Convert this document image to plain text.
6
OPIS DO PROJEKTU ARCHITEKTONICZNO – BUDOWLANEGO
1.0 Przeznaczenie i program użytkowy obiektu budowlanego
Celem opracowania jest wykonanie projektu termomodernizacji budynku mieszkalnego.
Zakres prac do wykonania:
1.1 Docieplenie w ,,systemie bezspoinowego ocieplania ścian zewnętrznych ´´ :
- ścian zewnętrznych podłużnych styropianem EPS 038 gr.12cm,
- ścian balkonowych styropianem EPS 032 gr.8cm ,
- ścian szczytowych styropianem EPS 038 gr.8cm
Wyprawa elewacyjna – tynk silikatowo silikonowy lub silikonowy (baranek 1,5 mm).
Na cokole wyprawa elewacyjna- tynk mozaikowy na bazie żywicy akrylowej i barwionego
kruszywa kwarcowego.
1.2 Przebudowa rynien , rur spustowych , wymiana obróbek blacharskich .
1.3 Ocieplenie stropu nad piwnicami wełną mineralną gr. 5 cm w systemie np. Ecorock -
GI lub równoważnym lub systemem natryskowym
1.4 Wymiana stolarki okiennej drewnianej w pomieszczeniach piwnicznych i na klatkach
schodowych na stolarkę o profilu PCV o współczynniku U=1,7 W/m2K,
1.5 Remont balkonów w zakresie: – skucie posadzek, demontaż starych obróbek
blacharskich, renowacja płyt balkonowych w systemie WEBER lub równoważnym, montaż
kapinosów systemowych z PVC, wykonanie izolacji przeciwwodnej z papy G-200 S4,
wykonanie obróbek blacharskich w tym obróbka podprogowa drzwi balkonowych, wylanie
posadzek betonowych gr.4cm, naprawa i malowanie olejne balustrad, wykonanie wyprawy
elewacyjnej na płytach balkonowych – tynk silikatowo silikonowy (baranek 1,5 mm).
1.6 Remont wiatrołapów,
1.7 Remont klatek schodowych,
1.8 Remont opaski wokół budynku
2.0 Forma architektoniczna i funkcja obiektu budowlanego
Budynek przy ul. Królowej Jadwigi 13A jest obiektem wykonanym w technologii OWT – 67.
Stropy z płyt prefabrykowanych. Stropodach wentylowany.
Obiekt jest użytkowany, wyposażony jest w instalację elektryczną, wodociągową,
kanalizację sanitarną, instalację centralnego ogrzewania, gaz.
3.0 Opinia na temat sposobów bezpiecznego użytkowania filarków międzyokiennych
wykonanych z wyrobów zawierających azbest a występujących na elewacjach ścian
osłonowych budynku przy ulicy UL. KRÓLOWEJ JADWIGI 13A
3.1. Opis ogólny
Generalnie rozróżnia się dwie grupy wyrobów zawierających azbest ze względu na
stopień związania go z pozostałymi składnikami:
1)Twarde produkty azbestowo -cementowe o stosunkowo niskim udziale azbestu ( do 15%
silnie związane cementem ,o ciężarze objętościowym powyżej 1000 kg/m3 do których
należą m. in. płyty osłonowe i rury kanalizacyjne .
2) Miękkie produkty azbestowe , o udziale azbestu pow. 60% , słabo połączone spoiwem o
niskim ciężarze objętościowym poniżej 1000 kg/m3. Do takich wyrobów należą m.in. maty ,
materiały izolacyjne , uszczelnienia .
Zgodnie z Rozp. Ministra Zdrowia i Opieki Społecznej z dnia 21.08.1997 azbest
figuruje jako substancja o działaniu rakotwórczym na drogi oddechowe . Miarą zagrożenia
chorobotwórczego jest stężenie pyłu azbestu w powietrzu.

» **Stated task**
Scan the data above; copy every line where "baranek" appears.

» **Answer to the problem**
Wyprawa elewacyjna – tynk silikatowo silikonowy lub silikonowy (baranek 1,5 mm).
elewacyjnej na płytach balkonowych – tynk silikatowo silikonowy (baranek 1,5 mm).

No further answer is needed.